| Given request |
Sort through the entries below and pull out lines containing the word "this".
-- Start --
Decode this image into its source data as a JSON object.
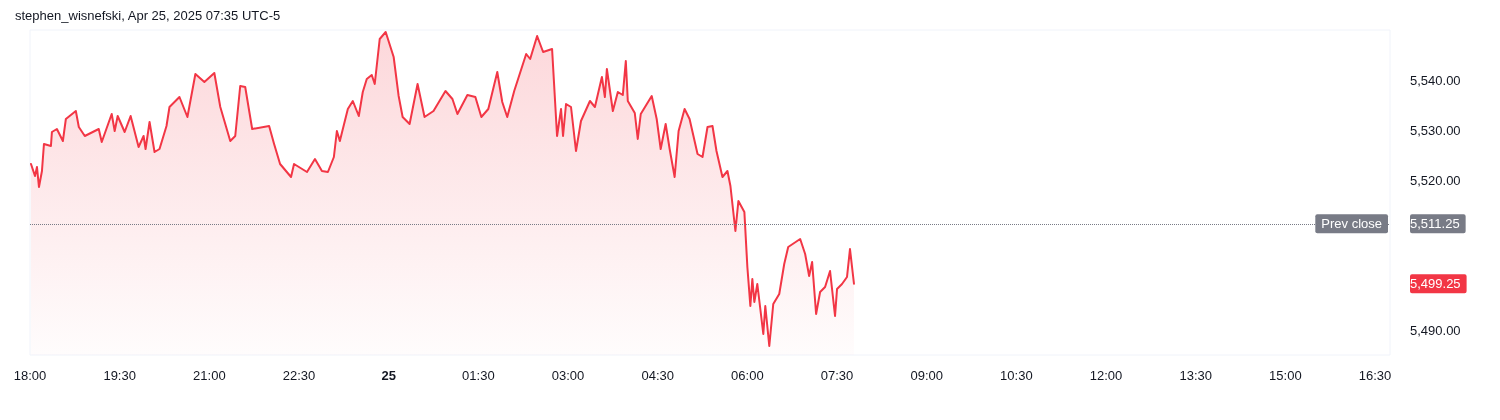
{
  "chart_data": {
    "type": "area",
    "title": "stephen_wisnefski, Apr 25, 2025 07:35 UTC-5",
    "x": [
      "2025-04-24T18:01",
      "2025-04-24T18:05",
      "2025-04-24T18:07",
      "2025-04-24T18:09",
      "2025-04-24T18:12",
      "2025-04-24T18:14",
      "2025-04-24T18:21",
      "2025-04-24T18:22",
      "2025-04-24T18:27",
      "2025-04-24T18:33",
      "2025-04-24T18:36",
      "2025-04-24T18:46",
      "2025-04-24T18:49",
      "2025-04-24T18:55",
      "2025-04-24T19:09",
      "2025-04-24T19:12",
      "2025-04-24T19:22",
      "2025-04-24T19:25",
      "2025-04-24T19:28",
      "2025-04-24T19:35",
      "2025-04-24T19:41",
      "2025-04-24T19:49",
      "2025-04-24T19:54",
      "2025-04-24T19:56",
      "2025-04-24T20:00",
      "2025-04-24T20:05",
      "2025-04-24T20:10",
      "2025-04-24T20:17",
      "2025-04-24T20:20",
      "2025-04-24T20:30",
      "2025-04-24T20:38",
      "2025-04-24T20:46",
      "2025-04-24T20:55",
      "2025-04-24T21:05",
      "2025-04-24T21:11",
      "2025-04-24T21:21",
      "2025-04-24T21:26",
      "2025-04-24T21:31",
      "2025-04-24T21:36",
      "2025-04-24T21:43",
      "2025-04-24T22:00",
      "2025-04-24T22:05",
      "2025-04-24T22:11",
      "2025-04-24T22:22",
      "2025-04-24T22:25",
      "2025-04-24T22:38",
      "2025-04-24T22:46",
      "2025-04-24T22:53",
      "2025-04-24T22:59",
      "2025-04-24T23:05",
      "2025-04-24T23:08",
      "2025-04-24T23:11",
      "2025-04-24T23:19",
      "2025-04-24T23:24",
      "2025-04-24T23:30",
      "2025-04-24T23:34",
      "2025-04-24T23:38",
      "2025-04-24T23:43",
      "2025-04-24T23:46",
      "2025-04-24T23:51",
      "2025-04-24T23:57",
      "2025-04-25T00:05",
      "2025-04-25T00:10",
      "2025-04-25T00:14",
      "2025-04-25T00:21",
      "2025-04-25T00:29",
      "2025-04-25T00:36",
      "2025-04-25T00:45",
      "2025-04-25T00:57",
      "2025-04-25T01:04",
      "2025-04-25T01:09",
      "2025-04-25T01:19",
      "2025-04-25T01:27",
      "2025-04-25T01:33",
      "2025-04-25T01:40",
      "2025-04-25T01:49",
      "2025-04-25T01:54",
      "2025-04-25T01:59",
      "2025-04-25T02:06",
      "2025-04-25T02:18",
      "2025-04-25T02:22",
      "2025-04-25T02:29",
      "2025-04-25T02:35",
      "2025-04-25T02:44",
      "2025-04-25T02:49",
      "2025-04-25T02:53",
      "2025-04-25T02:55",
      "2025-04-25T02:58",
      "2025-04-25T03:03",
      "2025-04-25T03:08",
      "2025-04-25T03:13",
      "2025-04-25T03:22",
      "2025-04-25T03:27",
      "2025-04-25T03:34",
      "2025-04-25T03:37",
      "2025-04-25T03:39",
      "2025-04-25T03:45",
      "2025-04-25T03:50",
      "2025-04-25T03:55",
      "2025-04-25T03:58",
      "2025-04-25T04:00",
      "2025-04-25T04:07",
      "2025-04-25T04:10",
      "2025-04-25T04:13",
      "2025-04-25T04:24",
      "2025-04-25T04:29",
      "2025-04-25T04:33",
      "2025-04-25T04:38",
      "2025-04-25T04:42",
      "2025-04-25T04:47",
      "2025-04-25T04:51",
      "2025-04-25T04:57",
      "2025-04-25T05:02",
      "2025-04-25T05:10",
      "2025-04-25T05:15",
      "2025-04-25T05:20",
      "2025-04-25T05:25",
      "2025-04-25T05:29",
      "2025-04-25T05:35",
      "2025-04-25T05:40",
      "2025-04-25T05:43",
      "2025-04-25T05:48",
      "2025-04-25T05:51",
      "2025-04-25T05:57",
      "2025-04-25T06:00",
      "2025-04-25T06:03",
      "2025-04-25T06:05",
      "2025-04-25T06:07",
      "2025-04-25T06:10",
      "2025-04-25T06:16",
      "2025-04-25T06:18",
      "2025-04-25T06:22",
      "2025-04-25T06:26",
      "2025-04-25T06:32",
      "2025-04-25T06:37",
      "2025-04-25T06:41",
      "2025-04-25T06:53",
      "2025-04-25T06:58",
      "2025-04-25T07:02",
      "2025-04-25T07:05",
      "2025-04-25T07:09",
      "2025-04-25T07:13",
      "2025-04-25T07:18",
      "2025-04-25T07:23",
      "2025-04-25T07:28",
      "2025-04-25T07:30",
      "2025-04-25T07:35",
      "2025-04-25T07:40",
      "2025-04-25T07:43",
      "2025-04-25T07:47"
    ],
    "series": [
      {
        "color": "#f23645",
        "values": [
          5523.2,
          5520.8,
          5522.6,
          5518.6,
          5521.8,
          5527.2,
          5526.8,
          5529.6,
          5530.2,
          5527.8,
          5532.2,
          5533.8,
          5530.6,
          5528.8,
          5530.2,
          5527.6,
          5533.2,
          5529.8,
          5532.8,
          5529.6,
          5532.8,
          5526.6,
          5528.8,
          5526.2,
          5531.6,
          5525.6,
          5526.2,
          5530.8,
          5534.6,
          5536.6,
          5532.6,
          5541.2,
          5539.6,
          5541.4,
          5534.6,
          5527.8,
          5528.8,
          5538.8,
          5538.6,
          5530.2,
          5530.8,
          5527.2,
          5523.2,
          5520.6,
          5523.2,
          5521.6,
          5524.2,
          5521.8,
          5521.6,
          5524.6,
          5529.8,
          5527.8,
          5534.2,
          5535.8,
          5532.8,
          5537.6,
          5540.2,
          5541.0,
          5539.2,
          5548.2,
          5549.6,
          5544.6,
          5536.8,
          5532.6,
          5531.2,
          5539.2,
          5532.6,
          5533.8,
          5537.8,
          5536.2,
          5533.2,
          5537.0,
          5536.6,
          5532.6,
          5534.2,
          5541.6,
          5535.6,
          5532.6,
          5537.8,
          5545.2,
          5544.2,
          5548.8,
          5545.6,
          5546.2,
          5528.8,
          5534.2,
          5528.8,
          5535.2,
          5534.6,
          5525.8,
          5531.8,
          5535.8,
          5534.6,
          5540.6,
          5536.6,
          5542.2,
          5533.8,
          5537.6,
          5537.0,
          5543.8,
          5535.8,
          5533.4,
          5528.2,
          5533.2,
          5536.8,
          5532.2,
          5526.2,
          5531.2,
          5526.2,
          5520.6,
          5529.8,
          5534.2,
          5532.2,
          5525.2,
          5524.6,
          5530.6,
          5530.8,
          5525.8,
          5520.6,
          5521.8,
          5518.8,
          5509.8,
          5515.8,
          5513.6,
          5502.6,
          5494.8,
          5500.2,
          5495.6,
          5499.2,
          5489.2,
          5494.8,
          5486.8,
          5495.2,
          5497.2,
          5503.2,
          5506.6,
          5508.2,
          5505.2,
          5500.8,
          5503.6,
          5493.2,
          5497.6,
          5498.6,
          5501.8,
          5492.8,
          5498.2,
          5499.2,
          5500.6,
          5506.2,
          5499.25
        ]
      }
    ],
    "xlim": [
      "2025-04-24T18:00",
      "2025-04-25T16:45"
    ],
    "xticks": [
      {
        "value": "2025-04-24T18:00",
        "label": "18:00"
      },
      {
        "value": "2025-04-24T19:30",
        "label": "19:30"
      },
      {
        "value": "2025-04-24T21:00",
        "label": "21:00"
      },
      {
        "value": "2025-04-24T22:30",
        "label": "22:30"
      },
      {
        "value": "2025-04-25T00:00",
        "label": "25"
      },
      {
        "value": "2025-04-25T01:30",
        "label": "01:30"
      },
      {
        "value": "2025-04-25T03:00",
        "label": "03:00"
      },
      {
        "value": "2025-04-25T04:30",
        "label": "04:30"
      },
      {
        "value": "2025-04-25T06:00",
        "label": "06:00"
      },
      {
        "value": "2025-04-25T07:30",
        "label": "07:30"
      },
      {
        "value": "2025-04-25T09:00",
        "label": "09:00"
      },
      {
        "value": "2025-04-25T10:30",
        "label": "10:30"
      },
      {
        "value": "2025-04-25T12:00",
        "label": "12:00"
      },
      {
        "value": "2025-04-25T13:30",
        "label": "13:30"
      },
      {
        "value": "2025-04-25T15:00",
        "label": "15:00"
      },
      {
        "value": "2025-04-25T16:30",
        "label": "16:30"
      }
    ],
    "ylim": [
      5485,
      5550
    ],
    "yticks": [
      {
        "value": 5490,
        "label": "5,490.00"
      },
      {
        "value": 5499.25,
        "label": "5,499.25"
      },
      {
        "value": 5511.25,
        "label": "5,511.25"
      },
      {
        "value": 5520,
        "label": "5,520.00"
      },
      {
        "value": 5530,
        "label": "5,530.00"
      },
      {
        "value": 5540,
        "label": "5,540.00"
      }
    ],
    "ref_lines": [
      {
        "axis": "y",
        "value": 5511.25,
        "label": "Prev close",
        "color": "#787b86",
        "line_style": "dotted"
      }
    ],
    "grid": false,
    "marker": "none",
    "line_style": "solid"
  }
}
-- End --
-- Start --
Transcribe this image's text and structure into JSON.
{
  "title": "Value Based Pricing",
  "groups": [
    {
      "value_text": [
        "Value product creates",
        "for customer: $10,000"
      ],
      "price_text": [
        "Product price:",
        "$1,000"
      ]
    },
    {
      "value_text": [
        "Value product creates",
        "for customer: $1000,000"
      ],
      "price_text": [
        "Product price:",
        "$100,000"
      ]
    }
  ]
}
-- End --
| Complete output |
Decode this image into its source data as a JSON object.
Transcribe this image's text and structure into JSON.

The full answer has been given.